(Data listing)
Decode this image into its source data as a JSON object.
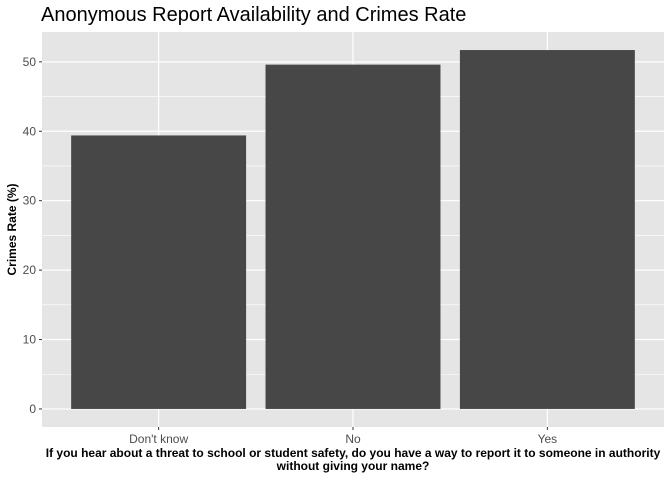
{
  "chart_data": {
    "type": "bar",
    "title": "Anonymous Report Availability and Crimes Rate",
    "xlabel": "If you hear about a threat to school or student safety, do you have a way to report it to someone in authority without giving your name?",
    "ylabel": "Crimes Rate (%)",
    "categories": [
      "Don't know",
      "No",
      "Yes"
    ],
    "values": [
      39.4,
      49.6,
      51.7
    ],
    "ylim": [
      -2.6,
      54.3
    ],
    "yticks": [
      0,
      10,
      20,
      30,
      40,
      50
    ],
    "grid": true,
    "bar_color": "#474747",
    "panel_color": "#e5e5e5",
    "grid_color": "#ffffff"
  }
}
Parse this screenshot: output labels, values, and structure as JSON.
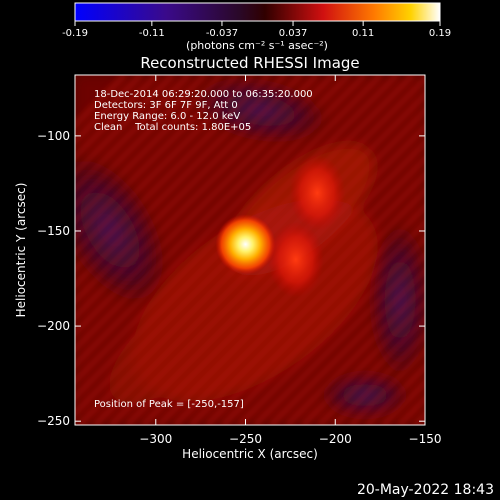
{
  "chart_data": {
    "type": "heatmap",
    "title": "Reconstructed RHESSI Image",
    "xlabel": "Heliocentric X (arcsec)",
    "ylabel": "Heliocentric Y (arcsec)",
    "xlim": [
      -345,
      -150
    ],
    "ylim": [
      -252,
      -68
    ],
    "xticks": [
      -300,
      -250,
      -200,
      -150
    ],
    "yticks": [
      -100,
      -150,
      -200,
      -250
    ],
    "colorbar": {
      "min": -0.19,
      "max": 0.19,
      "ticks": [
        "-0.19",
        "-0.11",
        "-0.037",
        "0.037",
        "0.11",
        "0.19"
      ],
      "tick_values": [
        -0.19,
        -0.11,
        -0.037,
        0.037,
        0.11,
        0.19
      ],
      "label": "(photons cm⁻² s⁻¹ asec⁻²)",
      "colormap": "heat (black-blue-purple-red-orange-yellow-white)"
    },
    "annotations": [
      "18-Dec-2014 06:29:20.000 to 06:35:20.000",
      "Detectors: 3F 6F 7F 9F, Att 0",
      "Energy Range: 6.0 - 12.0 keV",
      "Clean    Total counts: 1.80E+05"
    ],
    "peak_label": "Position of Peak = [-250,-157]",
    "peak": {
      "x": -250,
      "y": -157
    },
    "secondary_sources": [
      {
        "x": -210,
        "y": -130
      },
      {
        "x": -222,
        "y": -165
      }
    ],
    "grid": false
  },
  "footer": {
    "timestamp": "20-May-2022 18:43"
  }
}
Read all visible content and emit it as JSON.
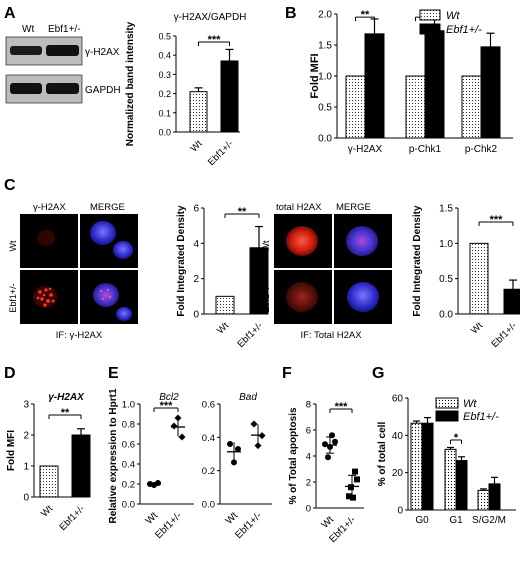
{
  "panel_letters": {
    "A": "A",
    "B": "B",
    "C": "C",
    "D": "D",
    "E": "E",
    "F": "F",
    "G": "G"
  },
  "blot": {
    "lane1": "Wt",
    "lane2": "Ebf1+/-",
    "band1": "γ-H2AX",
    "band2": "GAPDH"
  },
  "micro": {
    "left_col1": "γ-H2AX",
    "left_col2": "MERGE",
    "right_col1": "total H2AX",
    "right_col2": "MERGE",
    "row1": "Wt",
    "row2": "Ebf1+/-",
    "left_caption": "IF: γ-H2AX",
    "right_caption": "IF: Total H2AX"
  },
  "colors": {
    "black_bar": "#000000",
    "dotted_bar": "#ffffff",
    "red_signal": "#e0201a",
    "blue_nucleus": "#3a35e0"
  },
  "chart_data": [
    {
      "id": "A",
      "type": "bar",
      "title": "γ-H2AX/GAPDH",
      "ylabel": "Normalized band intensity",
      "categories": [
        "Wt",
        "Ebf1+/-"
      ],
      "values": [
        0.21,
        0.37
      ],
      "errors": [
        0.02,
        0.06
      ],
      "ylim": [
        0.0,
        0.5
      ],
      "yticks": [
        "0.0",
        "0.1",
        "0.2",
        "0.3",
        "0.4",
        "0.5"
      ],
      "significance": "***"
    },
    {
      "id": "B",
      "type": "bar",
      "ylabel": "Fold MFI",
      "categories": [
        "γ-H2AX",
        "p-Chk1",
        "p-Chk2"
      ],
      "series": [
        {
          "name": "Wt",
          "values": [
            1.0,
            1.0,
            1.0
          ],
          "errors": [
            0,
            0,
            0
          ]
        },
        {
          "name": "Ebf1+/-",
          "values": [
            1.68,
            1.73,
            1.47
          ],
          "errors": [
            0.24,
            0.33,
            0.22
          ]
        }
      ],
      "ylim": [
        0.0,
        2.0
      ],
      "yticks": [
        "0.0",
        "0.5",
        "1.0",
        "1.5",
        "2.0"
      ],
      "significance": [
        "**",
        "*",
        ""
      ],
      "legend": "top-right"
    },
    {
      "id": "C-left",
      "type": "bar",
      "ylabel": "Fold Integrated Density",
      "categories": [
        "Wt",
        "Ebf1+/-"
      ],
      "values": [
        1.0,
        3.75
      ],
      "errors": [
        0,
        1.2
      ],
      "ylim": [
        0,
        6
      ],
      "yticks": [
        "0",
        "2",
        "4",
        "6"
      ],
      "significance": "**"
    },
    {
      "id": "C-right",
      "type": "bar",
      "ylabel": "Fold Integrated Density",
      "categories": [
        "Wt",
        "Ebf1+/-"
      ],
      "values": [
        1.0,
        0.35
      ],
      "errors": [
        0,
        0.13
      ],
      "ylim": [
        0.0,
        1.5
      ],
      "yticks": [
        "0.0",
        "0.5",
        "1.0",
        "1.5"
      ],
      "significance": "***"
    },
    {
      "id": "D",
      "type": "bar",
      "title": "γ-H2AX",
      "ylabel": "Fold MFI",
      "categories": [
        "Wt",
        "Ebf1+/-"
      ],
      "values": [
        1.0,
        2.0
      ],
      "errors": [
        0,
        0.2
      ],
      "ylim": [
        0,
        3
      ],
      "yticks": [
        "0",
        "1",
        "2",
        "3"
      ],
      "significance": "**"
    },
    {
      "id": "E",
      "type": "scatter",
      "ylabel": "Relative expression to Hprt1",
      "panels": [
        {
          "title": "Bcl2",
          "categories": [
            "Wt",
            "Ebf1+/-"
          ],
          "points": [
            [
              0.2,
              0.19,
              0.21
            ],
            [
              0.78,
              0.86,
              0.67
            ]
          ],
          "ylim": [
            0.0,
            1.0
          ],
          "yticks": [
            "0.0",
            "0.2",
            "0.4",
            "0.6",
            "0.8",
            "1.0"
          ],
          "significance": "***"
        },
        {
          "title": "Bad",
          "categories": [
            "Wt",
            "Ebf1+/-"
          ],
          "points": [
            [
              0.36,
              0.25,
              0.33
            ],
            [
              0.48,
              0.35,
              0.41
            ]
          ],
          "ylim": [
            0.0,
            0.6
          ],
          "yticks": [
            "0.0",
            "0.2",
            "0.4",
            "0.6"
          ],
          "significance": ""
        }
      ]
    },
    {
      "id": "F",
      "type": "scatter",
      "ylabel": "% of Total apoptosis",
      "categories": [
        "Wt",
        "Ebf1+/-"
      ],
      "points": [
        [
          4.9,
          5.6,
          3.9,
          5.1,
          4.7
        ],
        [
          2.8,
          0.9,
          2.2,
          1.6,
          0.8
        ]
      ],
      "ylim": [
        0,
        8
      ],
      "yticks": [
        "0",
        "2",
        "4",
        "6",
        "8"
      ],
      "significance": "***"
    },
    {
      "id": "G",
      "type": "bar",
      "ylabel": "% of total cell",
      "categories": [
        "G0",
        "G1",
        "S/G2/M"
      ],
      "series": [
        {
          "name": "Wt",
          "values": [
            46.5,
            32.5,
            10.5
          ],
          "errors": [
            1.2,
            1.0,
            0.8
          ]
        },
        {
          "name": "Ebf1+/-",
          "values": [
            46.5,
            26.5,
            14.0
          ],
          "errors": [
            3.0,
            2.0,
            3.5
          ]
        }
      ],
      "ylim": [
        0,
        60
      ],
      "yticks": [
        "0",
        "20",
        "40",
        "60"
      ],
      "significance": [
        "",
        "*",
        ""
      ],
      "legend": "top-right"
    }
  ]
}
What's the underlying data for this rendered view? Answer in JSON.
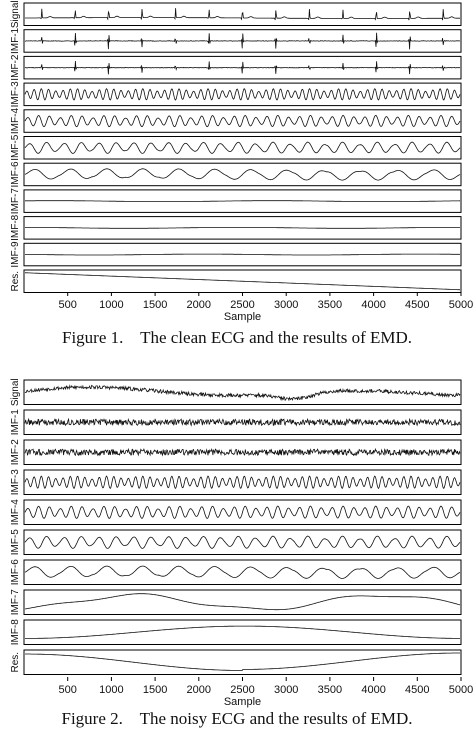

◆ **YOUR INSTRUCTIONS**
Without the pictures, return the entries exactly as they appear.

◆ **OUTPUT**
Decode this image into its source data as a JSON object.
{
  "chart_data": {
    "type": "bar",
    "title": "Anonymous Report Availability and Crimes Rate",
    "xlabel": "If you hear about a threat to school or student safety, do you have a way to report it to someone in authority without giving your name?",
    "ylabel": "Crimes Rate (%)",
    "categories": [
      "Don't know",
      "No",
      "Yes"
    ],
    "values": [
      39.4,
      49.6,
      51.7
    ],
    "ylim": [
      -2.6,
      54.3
    ],
    "yticks": [
      0,
      10,
      20,
      30,
      40,
      50
    ],
    "grid": true,
    "bar_color": "#474747",
    "panel_color": "#e5e5e5",
    "grid_color": "#ffffff"
  }
}
Parse this screenshot: output labels, values, and structure as JSON.
{
  "chart_data": {
    "type": "heatmap",
    "title": "Reconstructed RHESSI Image",
    "xlabel": "Heliocentric X (arcsec)",
    "ylabel": "Heliocentric Y (arcsec)",
    "xlim": [
      -345,
      -150
    ],
    "ylim": [
      -252,
      -68
    ],
    "xticks": [
      -300,
      -250,
      -200,
      -150
    ],
    "yticks": [
      -100,
      -150,
      -200,
      -250
    ],
    "colorbar": {
      "min": -0.19,
      "max": 0.19,
      "ticks": [
        "-0.19",
        "-0.11",
        "-0.037",
        "0.037",
        "0.11",
        "0.19"
      ],
      "tick_values": [
        -0.19,
        -0.11,
        -0.037,
        0.037,
        0.11,
        0.19
      ],
      "label": "(photons cm⁻² s⁻¹ asec⁻²)",
      "colormap": "heat (black-blue-purple-red-orange-yellow-white)"
    },
    "annotations": [
      "18-Dec-2014 06:29:20.000 to 06:35:20.000",
      "Detectors: 3F 6F 7F 9F, Att 0",
      "Energy Range: 6.0 - 12.0 keV",
      "Clean    Total counts: 1.80E+05"
    ],
    "peak_label": "Position of Peak = [-250,-157]",
    "peak": {
      "x": -250,
      "y": -157
    },
    "secondary_sources": [
      {
        "x": -210,
        "y": -130
      },
      {
        "x": -222,
        "y": -165
      }
    ],
    "grid": false
  },
  "footer": {
    "timestamp": "20-May-2022 18:43"
  }
}
Read all visible content and emit it as JSON.
{
  "panel_letters": {
    "A": "A",
    "B": "B",
    "C": "C",
    "D": "D",
    "E": "E",
    "F": "F",
    "G": "G"
  },
  "blot": {
    "lane1": "Wt",
    "lane2": "Ebf1+/-",
    "band1": "γ-H2AX",
    "band2": "GAPDH"
  },
  "micro": {
    "left_col1": "γ-H2AX",
    "left_col2": "MERGE",
    "right_col1": "total H2AX",
    "right_col2": "MERGE",
    "row1": "Wt",
    "row2": "Ebf1+/-",
    "left_caption": "IF: γ-H2AX",
    "right_caption": "IF: Total H2AX"
  },
  "colors": {
    "black_bar": "#000000",
    "dotted_bar": "#ffffff",
    "red_signal": "#e0201a",
    "blue_nucleus": "#3a35e0"
  },
  "chart_data": [
    {
      "id": "A",
      "type": "bar",
      "title": "γ-H2AX/GAPDH",
      "ylabel": "Normalized band intensity",
      "categories": [
        "Wt",
        "Ebf1+/-"
      ],
      "values": [
        0.21,
        0.37
      ],
      "errors": [
        0.02,
        0.06
      ],
      "ylim": [
        0.0,
        0.5
      ],
      "yticks": [
        "0.0",
        "0.1",
        "0.2",
        "0.3",
        "0.4",
        "0.5"
      ],
      "significance": "***"
    },
    {
      "id": "B",
      "type": "bar",
      "ylabel": "Fold MFI",
      "categories": [
        "γ-H2AX",
        "p-Chk1",
        "p-Chk2"
      ],
      "series": [
        {
          "name": "Wt",
          "values": [
            1.0,
            1.0,
            1.0
          ],
          "errors": [
            0,
            0,
            0
          ]
        },
        {
          "name": "Ebf1+/-",
          "values": [
            1.68,
            1.73,
            1.47
          ],
          "errors": [
            0.24,
            0.33,
            0.22
          ]
        }
      ],
      "ylim": [
        0.0,
        2.0
      ],
      "yticks": [
        "0.0",
        "0.5",
        "1.0",
        "1.5",
        "2.0"
      ],
      "significance": [
        "**",
        "*",
        ""
      ],
      "legend": "top-right"
    },
    {
      "id": "C-left",
      "type": "bar",
      "ylabel": "Fold Integrated Density",
      "categories": [
        "Wt",
        "Ebf1+/-"
      ],
      "values": [
        1.0,
        3.75
      ],
      "errors": [
        0,
        1.2
      ],
      "ylim": [
        0,
        6
      ],
      "yticks": [
        "0",
        "2",
        "4",
        "6"
      ],
      "significance": "**"
    },
    {
      "id": "C-right",
      "type": "bar",
      "ylabel": "Fold Integrated Density",
      "categories": [
        "Wt",
        "Ebf1+/-"
      ],
      "values": [
        1.0,
        0.35
      ],
      "errors": [
        0,
        0.13
      ],
      "ylim": [
        0.0,
        1.5
      ],
      "yticks": [
        "0.0",
        "0.5",
        "1.0",
        "1.5"
      ],
      "significance": "***"
    },
    {
      "id": "D",
      "type": "bar",
      "title": "γ-H2AX",
      "ylabel": "Fold MFI",
      "categories": [
        "Wt",
        "Ebf1+/-"
      ],
      "values": [
        1.0,
        2.0
      ],
      "errors": [
        0,
        0.2
      ],
      "ylim": [
        0,
        3
      ],
      "yticks": [
        "0",
        "1",
        "2",
        "3"
      ],
      "significance": "**"
    },
    {
      "id": "E",
      "type": "scatter",
      "ylabel": "Relative expression to Hprt1",
      "panels": [
        {
          "title": "Bcl2",
          "categories": [
            "Wt",
            "Ebf1+/-"
          ],
          "points": [
            [
              0.2,
              0.19,
              0.21
            ],
            [
              0.78,
              0.86,
              0.67
            ]
          ],
          "ylim": [
            0.0,
            1.0
          ],
          "yticks": [
            "0.0",
            "0.2",
            "0.4",
            "0.6",
            "0.8",
            "1.0"
          ],
          "significance": "***"
        },
        {
          "title": "Bad",
          "categories": [
            "Wt",
            "Ebf1+/-"
          ],
          "points": [
            [
              0.36,
              0.25,
              0.33
            ],
            [
              0.48,
              0.35,
              0.41
            ]
          ],
          "ylim": [
            0.0,
            0.6
          ],
          "yticks": [
            "0.0",
            "0.2",
            "0.4",
            "0.6"
          ],
          "significance": ""
        }
      ]
    },
    {
      "id": "F",
      "type": "scatter",
      "ylabel": "% of Total apoptosis",
      "categories": [
        "Wt",
        "Ebf1+/-"
      ],
      "points": [
        [
          4.9,
          5.6,
          3.9,
          5.1,
          4.7
        ],
        [
          2.8,
          0.9,
          2.2,
          1.6,
          0.8
        ]
      ],
      "ylim": [
        0,
        8
      ],
      "yticks": [
        "0",
        "2",
        "4",
        "6",
        "8"
      ],
      "significance": "***"
    },
    {
      "id": "G",
      "type": "bar",
      "ylabel": "% of total cell",
      "categories": [
        "G0",
        "G1",
        "S/G2/M"
      ],
      "series": [
        {
          "name": "Wt",
          "values": [
            46.5,
            32.5,
            10.5
          ],
          "errors": [
            1.2,
            1.0,
            0.8
          ]
        },
        {
          "name": "Ebf1+/-",
          "values": [
            46.5,
            26.5,
            14.0
          ],
          "errors": [
            3.0,
            2.0,
            3.5
          ]
        }
      ],
      "ylim": [
        0,
        60
      ],
      "yticks": [
        "0",
        "20",
        "40",
        "60"
      ],
      "significance": [
        "",
        "*",
        ""
      ],
      "legend": "top-right"
    }
  ]
}
What's the underlying data for this rendered view? Answer in JSON.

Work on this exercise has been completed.